SHORT EXERCISE
Copy out the whole listing exactly as written, leaving the pictures behind.

[Saved entries]
• • • • • • •
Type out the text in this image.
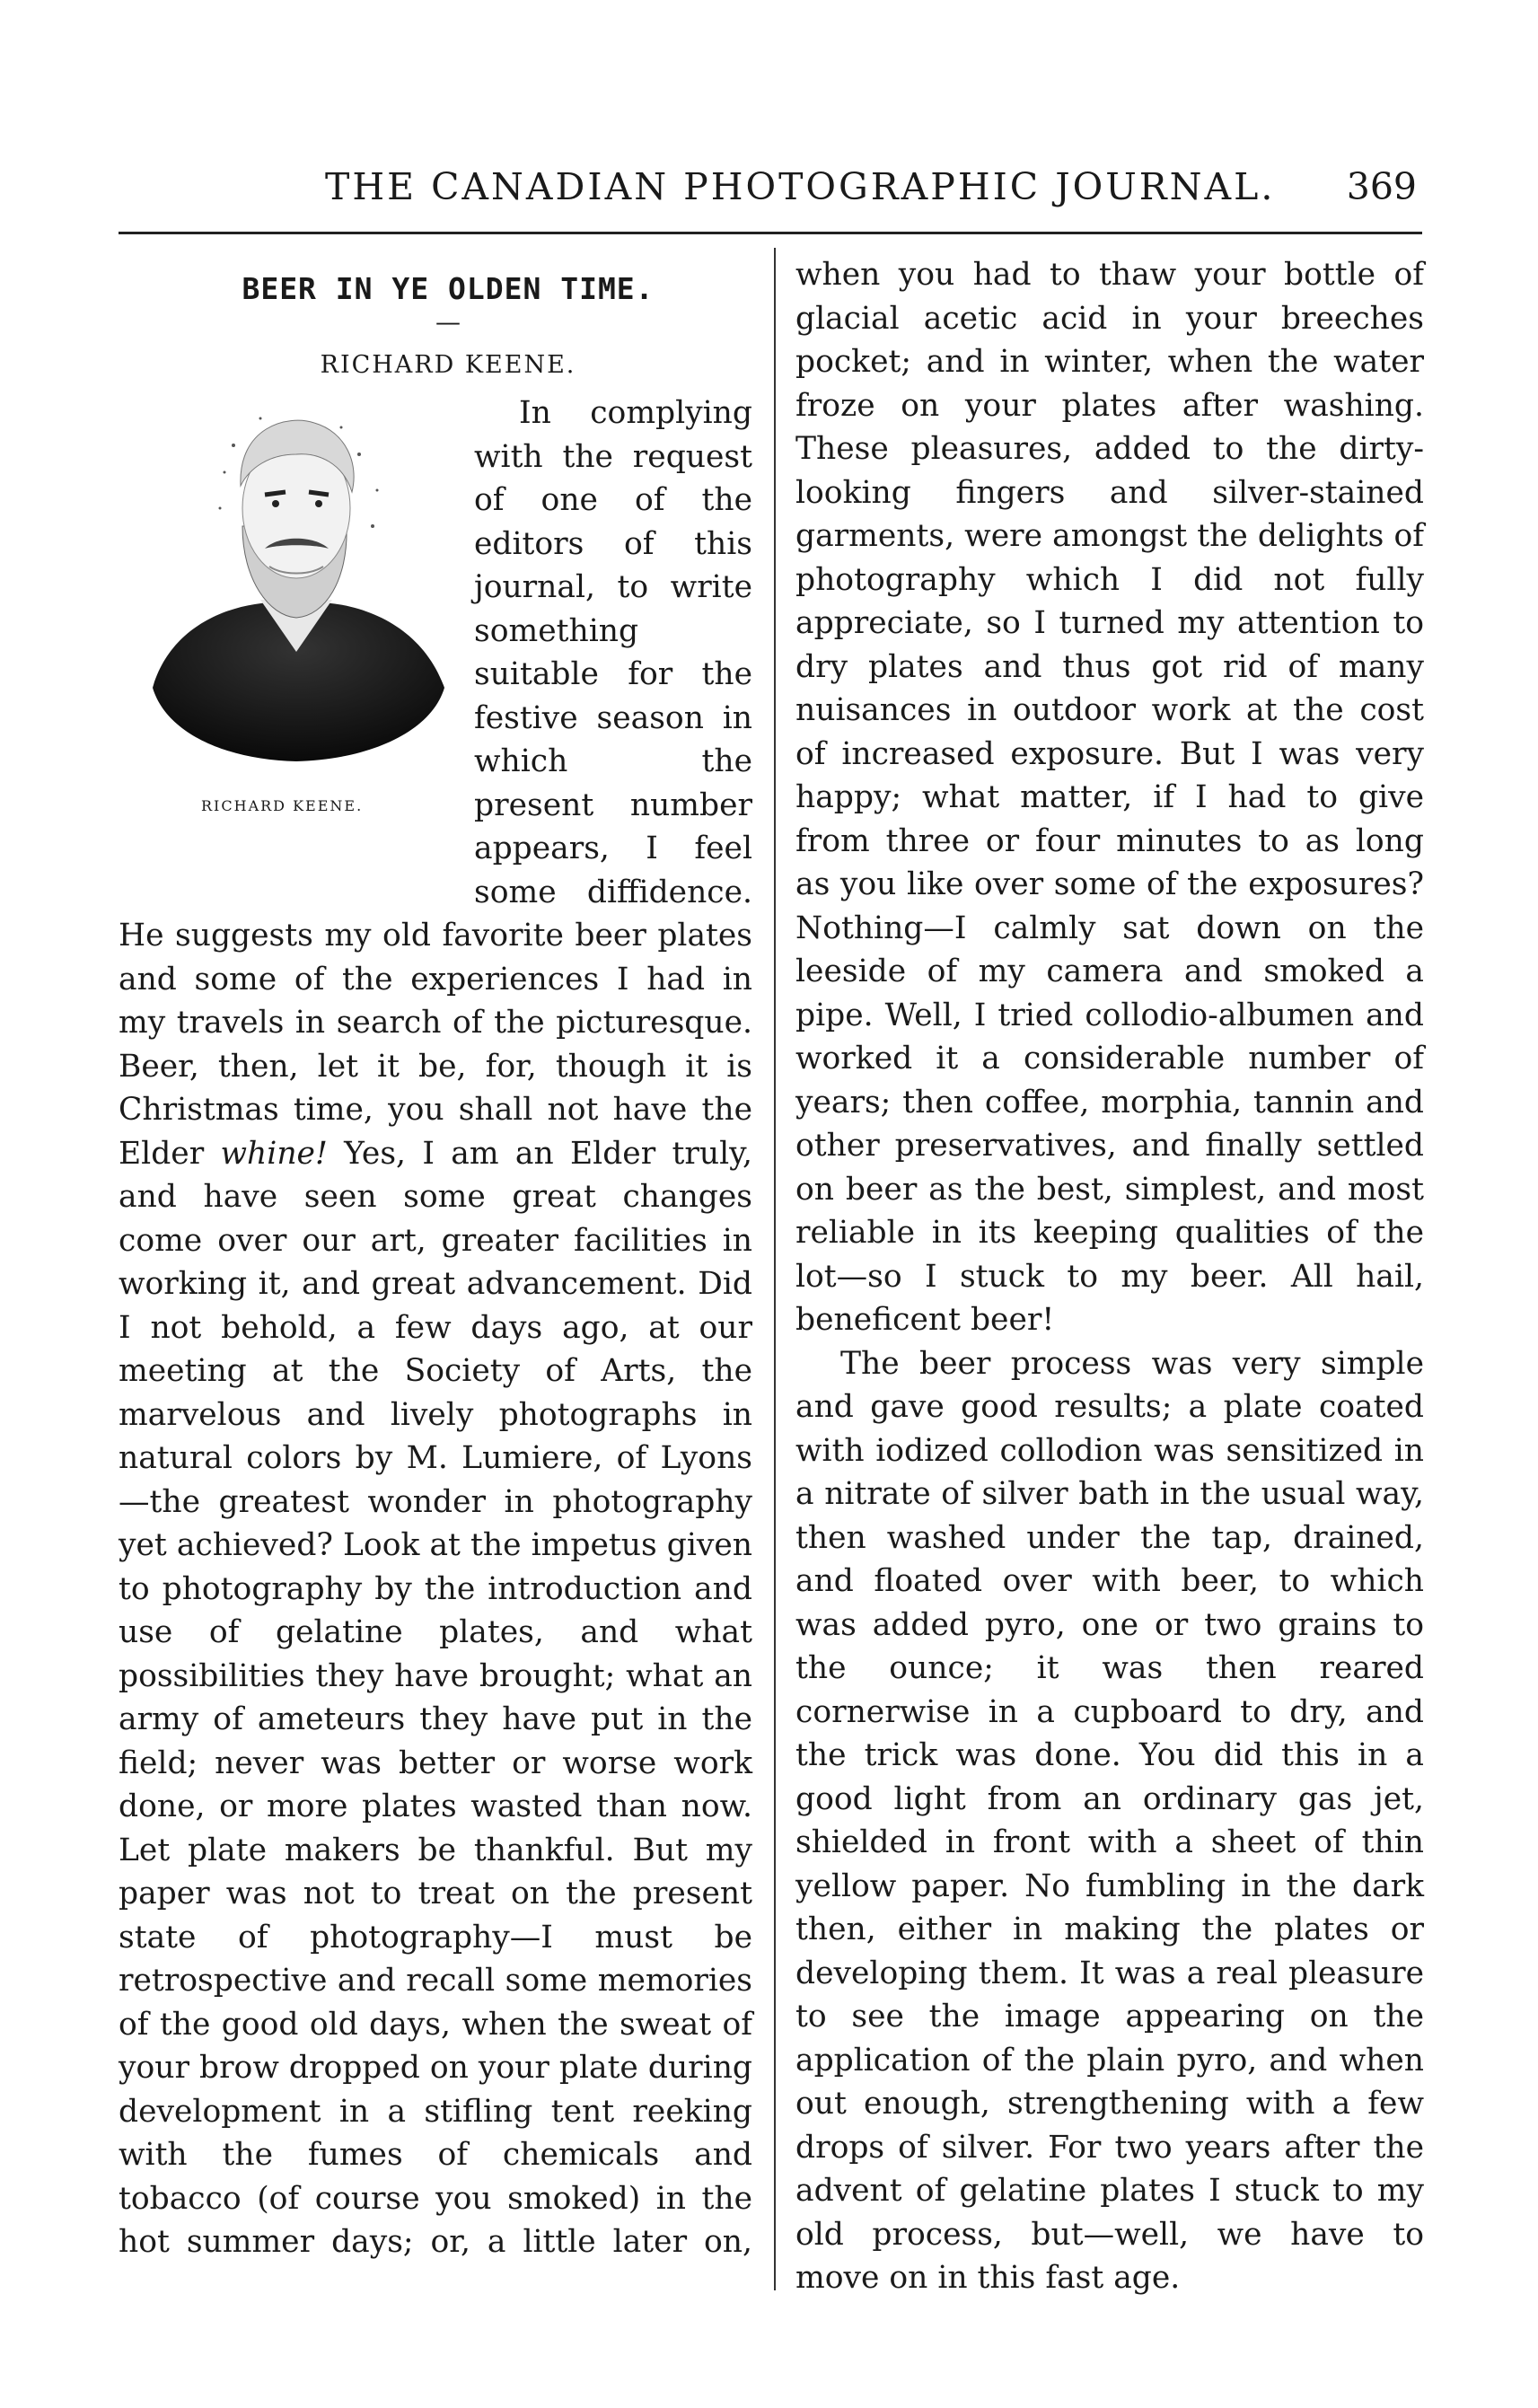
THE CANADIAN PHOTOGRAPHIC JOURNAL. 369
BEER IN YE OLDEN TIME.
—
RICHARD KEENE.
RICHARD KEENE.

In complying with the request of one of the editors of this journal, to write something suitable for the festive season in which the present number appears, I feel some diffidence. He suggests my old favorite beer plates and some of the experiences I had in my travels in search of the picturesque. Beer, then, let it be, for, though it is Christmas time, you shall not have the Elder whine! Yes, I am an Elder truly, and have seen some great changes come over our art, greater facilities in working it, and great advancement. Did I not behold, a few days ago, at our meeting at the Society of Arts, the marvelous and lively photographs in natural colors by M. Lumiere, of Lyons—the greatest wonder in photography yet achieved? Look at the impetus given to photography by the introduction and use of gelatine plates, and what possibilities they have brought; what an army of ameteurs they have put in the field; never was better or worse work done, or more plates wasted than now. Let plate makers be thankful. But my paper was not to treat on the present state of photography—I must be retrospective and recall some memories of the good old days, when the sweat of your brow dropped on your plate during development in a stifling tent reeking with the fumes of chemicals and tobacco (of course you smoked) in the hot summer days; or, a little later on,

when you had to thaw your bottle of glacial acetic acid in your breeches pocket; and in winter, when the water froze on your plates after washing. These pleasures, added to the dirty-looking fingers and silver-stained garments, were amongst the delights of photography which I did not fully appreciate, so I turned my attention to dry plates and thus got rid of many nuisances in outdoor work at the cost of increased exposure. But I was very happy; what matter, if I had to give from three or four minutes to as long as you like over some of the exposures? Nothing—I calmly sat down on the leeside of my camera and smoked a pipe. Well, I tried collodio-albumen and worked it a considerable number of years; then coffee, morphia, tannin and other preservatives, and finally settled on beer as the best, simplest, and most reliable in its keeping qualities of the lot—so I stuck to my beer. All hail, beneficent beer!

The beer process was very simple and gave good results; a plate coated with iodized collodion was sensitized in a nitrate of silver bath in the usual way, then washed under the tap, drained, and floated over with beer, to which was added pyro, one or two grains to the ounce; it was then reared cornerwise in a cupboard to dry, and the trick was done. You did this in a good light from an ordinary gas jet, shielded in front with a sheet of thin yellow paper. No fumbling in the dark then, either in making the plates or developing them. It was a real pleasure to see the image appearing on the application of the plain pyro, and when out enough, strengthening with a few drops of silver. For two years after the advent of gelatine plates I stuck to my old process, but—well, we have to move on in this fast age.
• • • • • • •
RESULT FOR THIS EXERCISE
Type out the text in this image.
THE CANADIAN PHOTOGRAPHIC JOURNAL. 369
BEER IN YE OLDEN TIME.
—
RICHARD KEENE.
RICHARD KEENE.

In complying with the request of one of the editors of this journal, to write something suitable for the festive season in which the present number appears, I feel some diffidence. He suggests my old favorite beer plates and some of the experiences I had in my travels in search of the picturesque. Beer, then, let it be, for, though it is Christmas time, you shall not have the Elder whine! Yes, I am an Elder truly, and have seen some great changes come over our art, greater facilities in working it, and great advancement. Did I not behold, a few days ago, at our meeting at the Society of Arts, the marvelous and lively photographs in natural colors by M. Lumiere, of Lyons—the greatest wonder in photography yet achieved? Look at the impetus given to photography by the introduction and use of gelatine plates, and what possibilities they have brought; what an army of ameteurs they have put in the field; never was better or worse work done, or more plates wasted than now. Let plate makers be thankful. But my paper was not to treat on the present state of photography—I must be retrospective and recall some memories of the good old days, when the sweat of your brow dropped on your plate during development in a stifling tent reeking with the fumes of chemicals and tobacco (of course you smoked) in the hot summer days; or, a little later on,

when you had to thaw your bottle of glacial acetic acid in your breeches pocket; and in winter, when the water froze on your plates after washing. These pleasures, added to the dirty-looking fingers and silver-stained garments, were amongst the delights of photography which I did not fully appreciate, so I turned my attention to dry plates and thus got rid of many nuisances in outdoor work at the cost of increased exposure. But I was very happy; what matter, if I had to give from three or four minutes to as long as you like over some of the exposures? Nothing—I calmly sat down on the leeside of my camera and smoked a pipe. Well, I tried collodio-albumen and worked it a considerable number of years; then coffee, morphia, tannin and other preservatives, and finally settled on beer as the best, simplest, and most reliable in its keeping qualities of the lot—so I stuck to my beer. All hail, beneficent beer!

The beer process was very simple and gave good results; a plate coated with iodized collodion was sensitized in a nitrate of silver bath in the usual way, then washed under the tap, drained, and floated over with beer, to which was added pyro, one or two grains to the ounce; it was then reared cornerwise in a cupboard to dry, and the trick was done. You did this in a good light from an ordinary gas jet, shielded in front with a sheet of thin yellow paper. No fumbling in the dark then, either in making the plates or developing them. It was a real pleasure to see the image appearing on the application of the plain pyro, and when out enough, strengthening with a few drops of silver. For two years after the advent of gelatine plates I stuck to my old process, but—well, we have to move on in this fast age.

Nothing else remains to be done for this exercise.